REQUEST:
Output the material below unchanged, apart from leaving out the pictures.

RECORDS TO PROCESS:
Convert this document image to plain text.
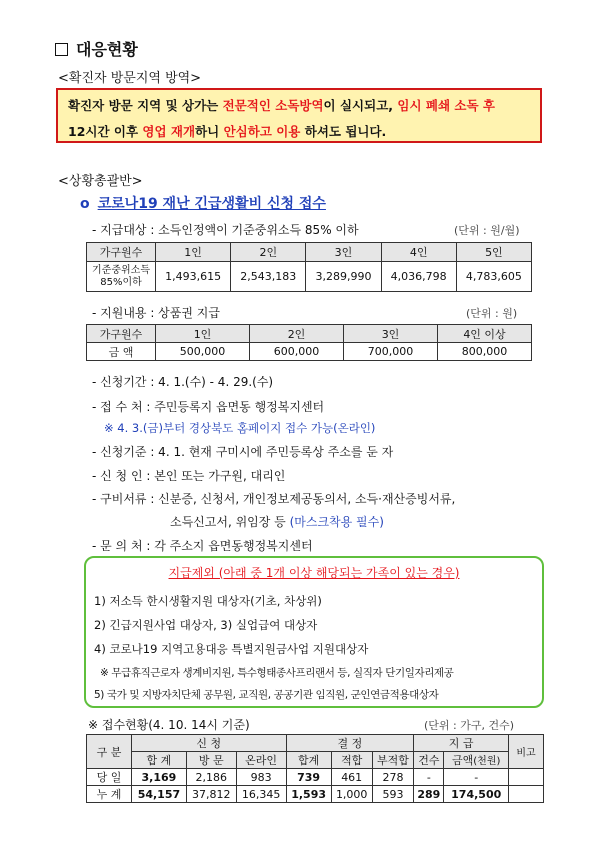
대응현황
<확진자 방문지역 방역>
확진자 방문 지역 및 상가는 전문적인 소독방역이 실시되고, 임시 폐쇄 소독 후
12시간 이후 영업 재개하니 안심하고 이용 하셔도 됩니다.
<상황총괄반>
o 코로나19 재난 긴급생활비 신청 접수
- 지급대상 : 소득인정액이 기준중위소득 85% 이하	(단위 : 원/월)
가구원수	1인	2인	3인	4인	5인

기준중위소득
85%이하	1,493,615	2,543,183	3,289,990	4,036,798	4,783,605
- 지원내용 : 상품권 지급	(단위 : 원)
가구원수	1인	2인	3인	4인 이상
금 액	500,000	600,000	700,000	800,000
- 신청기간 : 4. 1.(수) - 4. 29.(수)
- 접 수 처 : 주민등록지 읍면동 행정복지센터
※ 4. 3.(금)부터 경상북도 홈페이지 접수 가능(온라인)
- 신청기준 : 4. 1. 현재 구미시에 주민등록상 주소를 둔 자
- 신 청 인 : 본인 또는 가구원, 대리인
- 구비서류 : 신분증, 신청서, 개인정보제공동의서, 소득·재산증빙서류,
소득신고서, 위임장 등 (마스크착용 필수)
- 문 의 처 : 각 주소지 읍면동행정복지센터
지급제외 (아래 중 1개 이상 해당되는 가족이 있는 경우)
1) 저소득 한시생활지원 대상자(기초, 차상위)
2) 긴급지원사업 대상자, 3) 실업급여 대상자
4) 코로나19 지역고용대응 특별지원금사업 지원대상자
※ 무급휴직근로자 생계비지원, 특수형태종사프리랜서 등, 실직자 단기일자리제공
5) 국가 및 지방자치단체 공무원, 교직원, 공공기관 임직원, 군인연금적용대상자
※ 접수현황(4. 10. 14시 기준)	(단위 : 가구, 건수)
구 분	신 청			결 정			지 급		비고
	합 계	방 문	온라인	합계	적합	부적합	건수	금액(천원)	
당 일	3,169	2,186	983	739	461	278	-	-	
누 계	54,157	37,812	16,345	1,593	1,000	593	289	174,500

WRITTEN RESPONSE:
Convert this document image to plain text.
대응현황
<확진자 방문지역 방역>
확진자 방문 지역 및 상가는 전문적인 소독방역이 실시되고, 임시 폐쇄 소독 후
12시간 이후 영업 재개하니 안심하고 이용 하셔도 됩니다.
<상황총괄반>
o 코로나19 재난 긴급생활비 신청 접수
- 지급대상 : 소득인정액이 기준중위소득 85% 이하	(단위 : 원/월)
가구원수	1인	2인	3인	4인	5인

기준중위소득
85%이하	1,493,615	2,543,183	3,289,990	4,036,798	4,783,605
- 지원내용 : 상품권 지급	(단위 : 원)
가구원수	1인	2인	3인	4인 이상
금 액	500,000	600,000	700,000	800,000
- 신청기간 : 4. 1.(수) - 4. 29.(수)
- 접 수 처 : 주민등록지 읍면동 행정복지센터
※ 4. 3.(금)부터 경상북도 홈페이지 접수 가능(온라인)
- 신청기준 : 4. 1. 현재 구미시에 주민등록상 주소를 둔 자
- 신 청 인 : 본인 또는 가구원, 대리인
- 구비서류 : 신분증, 신청서, 개인정보제공동의서, 소득·재산증빙서류,
소득신고서, 위임장 등 (마스크착용 필수)
- 문 의 처 : 각 주소지 읍면동행정복지센터
지급제외 (아래 중 1개 이상 해당되는 가족이 있는 경우)
1) 저소득 한시생활지원 대상자(기초, 차상위)
2) 긴급지원사업 대상자, 3) 실업급여 대상자
4) 코로나19 지역고용대응 특별지원금사업 지원대상자
※ 무급휴직근로자 생계비지원, 특수형태종사프리랜서 등, 실직자 단기일자리제공
5) 국가 및 지방자치단체 공무원, 교직원, 공공기관 임직원, 군인연금적용대상자
※ 접수현황(4. 10. 14시 기준)	(단위 : 가구, 건수)
구 분	신 청			결 정			지 급		비고
	합 계	방 문	온라인	합계	적합	부적합	건수	금액(천원)	
당 일	3,169	2,186	983	739	461	278	-	-	
누 계	54,157	37,812	16,345	1,593	1,000	593	289	174,500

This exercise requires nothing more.